Input:
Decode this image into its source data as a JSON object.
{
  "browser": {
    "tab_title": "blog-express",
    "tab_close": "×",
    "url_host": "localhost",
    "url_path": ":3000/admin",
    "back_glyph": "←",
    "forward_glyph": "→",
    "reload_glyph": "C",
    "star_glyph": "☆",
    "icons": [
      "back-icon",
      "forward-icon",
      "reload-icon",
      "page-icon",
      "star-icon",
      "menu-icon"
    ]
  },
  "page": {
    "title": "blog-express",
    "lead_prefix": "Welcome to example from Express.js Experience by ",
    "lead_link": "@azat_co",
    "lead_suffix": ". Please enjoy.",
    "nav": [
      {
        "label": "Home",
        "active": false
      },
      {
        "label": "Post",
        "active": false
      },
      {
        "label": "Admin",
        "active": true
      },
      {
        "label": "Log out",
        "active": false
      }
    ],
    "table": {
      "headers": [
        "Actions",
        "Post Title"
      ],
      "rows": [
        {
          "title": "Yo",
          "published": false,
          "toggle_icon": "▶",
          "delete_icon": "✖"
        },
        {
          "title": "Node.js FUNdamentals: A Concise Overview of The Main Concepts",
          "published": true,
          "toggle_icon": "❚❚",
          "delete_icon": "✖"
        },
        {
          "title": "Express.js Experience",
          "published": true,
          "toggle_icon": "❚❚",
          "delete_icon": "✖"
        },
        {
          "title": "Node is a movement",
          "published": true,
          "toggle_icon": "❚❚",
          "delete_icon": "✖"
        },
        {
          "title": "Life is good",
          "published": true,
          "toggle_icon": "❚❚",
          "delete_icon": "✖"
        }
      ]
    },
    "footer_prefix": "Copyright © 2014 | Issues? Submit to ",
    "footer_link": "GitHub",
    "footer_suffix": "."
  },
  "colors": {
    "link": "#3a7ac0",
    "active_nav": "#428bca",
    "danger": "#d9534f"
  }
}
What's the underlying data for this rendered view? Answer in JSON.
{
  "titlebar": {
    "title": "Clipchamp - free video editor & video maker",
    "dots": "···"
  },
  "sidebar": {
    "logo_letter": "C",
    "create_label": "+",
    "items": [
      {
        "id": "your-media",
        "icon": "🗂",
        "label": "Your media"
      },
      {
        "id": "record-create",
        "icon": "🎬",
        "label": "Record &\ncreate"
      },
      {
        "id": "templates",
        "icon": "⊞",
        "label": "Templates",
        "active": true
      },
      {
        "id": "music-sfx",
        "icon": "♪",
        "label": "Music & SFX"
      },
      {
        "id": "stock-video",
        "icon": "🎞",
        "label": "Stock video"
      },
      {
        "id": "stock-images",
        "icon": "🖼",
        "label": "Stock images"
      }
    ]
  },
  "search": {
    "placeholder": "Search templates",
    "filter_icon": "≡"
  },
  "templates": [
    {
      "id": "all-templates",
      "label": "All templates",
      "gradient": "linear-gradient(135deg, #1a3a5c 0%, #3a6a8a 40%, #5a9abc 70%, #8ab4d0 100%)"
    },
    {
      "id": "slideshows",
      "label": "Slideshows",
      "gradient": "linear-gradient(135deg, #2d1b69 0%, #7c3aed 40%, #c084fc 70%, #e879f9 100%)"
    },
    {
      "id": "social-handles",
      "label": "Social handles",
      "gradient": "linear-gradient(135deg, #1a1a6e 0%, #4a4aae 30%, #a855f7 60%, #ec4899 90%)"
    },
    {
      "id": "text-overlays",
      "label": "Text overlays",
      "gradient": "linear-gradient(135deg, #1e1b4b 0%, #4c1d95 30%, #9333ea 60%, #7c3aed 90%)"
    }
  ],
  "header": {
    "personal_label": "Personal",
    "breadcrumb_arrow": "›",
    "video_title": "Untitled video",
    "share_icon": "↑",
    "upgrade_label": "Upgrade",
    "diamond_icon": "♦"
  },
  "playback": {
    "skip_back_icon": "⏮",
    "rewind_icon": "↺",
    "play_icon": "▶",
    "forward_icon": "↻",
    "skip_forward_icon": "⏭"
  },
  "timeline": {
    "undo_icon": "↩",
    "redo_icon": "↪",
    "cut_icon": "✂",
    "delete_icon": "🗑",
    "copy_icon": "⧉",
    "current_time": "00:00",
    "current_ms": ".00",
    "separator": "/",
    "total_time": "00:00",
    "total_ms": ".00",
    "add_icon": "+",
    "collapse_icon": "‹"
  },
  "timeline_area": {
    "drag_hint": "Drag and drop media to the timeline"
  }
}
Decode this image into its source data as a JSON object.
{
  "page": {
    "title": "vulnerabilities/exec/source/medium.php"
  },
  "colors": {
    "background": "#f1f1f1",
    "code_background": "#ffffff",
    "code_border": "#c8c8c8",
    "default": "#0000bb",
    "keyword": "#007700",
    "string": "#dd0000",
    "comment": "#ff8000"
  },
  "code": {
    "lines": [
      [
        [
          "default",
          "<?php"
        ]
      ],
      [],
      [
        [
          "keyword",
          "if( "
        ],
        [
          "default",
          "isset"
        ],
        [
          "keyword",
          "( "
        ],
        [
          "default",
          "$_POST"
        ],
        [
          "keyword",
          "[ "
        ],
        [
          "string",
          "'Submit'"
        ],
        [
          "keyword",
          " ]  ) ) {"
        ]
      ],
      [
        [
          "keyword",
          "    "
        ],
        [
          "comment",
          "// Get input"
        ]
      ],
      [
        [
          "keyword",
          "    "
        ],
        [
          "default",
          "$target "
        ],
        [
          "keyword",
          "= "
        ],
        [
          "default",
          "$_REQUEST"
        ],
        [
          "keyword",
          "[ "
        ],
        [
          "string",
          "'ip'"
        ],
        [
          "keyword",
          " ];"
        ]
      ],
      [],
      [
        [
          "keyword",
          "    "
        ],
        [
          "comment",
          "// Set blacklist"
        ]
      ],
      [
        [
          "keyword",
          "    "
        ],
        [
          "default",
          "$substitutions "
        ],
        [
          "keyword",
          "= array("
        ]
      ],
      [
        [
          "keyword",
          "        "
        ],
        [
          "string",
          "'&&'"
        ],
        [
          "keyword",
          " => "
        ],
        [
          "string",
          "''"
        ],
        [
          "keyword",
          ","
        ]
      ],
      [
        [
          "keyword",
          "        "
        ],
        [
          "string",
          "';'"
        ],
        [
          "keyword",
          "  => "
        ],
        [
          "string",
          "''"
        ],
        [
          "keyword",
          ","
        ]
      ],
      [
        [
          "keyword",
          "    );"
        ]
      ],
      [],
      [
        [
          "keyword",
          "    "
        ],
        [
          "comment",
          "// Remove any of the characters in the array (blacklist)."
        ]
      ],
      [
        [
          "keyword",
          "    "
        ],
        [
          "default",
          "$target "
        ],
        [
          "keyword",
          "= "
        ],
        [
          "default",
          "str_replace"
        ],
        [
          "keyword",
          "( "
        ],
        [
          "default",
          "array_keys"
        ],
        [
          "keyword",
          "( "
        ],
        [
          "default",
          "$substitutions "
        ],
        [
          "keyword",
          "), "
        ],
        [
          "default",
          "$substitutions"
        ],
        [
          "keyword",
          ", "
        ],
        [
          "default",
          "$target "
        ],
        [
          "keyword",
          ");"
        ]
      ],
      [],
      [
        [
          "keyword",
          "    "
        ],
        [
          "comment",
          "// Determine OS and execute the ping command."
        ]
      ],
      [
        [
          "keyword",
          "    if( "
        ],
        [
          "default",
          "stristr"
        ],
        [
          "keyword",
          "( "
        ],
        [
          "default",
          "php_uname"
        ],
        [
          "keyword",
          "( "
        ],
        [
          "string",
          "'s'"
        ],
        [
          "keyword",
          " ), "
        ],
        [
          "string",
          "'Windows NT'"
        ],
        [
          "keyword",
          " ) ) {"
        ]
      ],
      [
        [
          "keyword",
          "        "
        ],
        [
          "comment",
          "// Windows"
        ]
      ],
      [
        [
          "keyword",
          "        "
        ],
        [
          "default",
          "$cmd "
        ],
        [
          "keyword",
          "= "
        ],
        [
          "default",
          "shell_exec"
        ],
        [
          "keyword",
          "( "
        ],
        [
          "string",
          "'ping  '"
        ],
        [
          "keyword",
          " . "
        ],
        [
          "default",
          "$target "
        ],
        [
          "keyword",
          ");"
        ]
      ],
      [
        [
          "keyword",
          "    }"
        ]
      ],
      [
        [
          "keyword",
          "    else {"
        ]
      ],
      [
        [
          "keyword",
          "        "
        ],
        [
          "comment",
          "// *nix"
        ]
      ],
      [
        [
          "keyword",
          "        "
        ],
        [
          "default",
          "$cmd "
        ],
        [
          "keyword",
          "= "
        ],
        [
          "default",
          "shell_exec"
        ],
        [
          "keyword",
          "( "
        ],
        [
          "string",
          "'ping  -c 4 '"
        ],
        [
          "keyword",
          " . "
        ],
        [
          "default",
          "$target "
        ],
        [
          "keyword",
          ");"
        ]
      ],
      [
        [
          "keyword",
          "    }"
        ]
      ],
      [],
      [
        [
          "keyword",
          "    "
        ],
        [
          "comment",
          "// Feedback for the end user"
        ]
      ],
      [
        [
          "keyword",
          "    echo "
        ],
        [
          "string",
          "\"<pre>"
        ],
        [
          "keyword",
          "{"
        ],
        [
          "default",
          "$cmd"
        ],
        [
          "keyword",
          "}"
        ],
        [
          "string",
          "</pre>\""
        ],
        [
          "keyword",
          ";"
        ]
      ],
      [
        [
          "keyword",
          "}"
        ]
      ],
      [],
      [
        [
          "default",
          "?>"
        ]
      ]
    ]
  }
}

Your instructions: Display every line of the listing that contains the string "video".

In response:
    "title": "Clipchamp - free video editor & video maker",
        "id": "stock-video",
        "label": "Stock video"
    "video_title": "Untitled video",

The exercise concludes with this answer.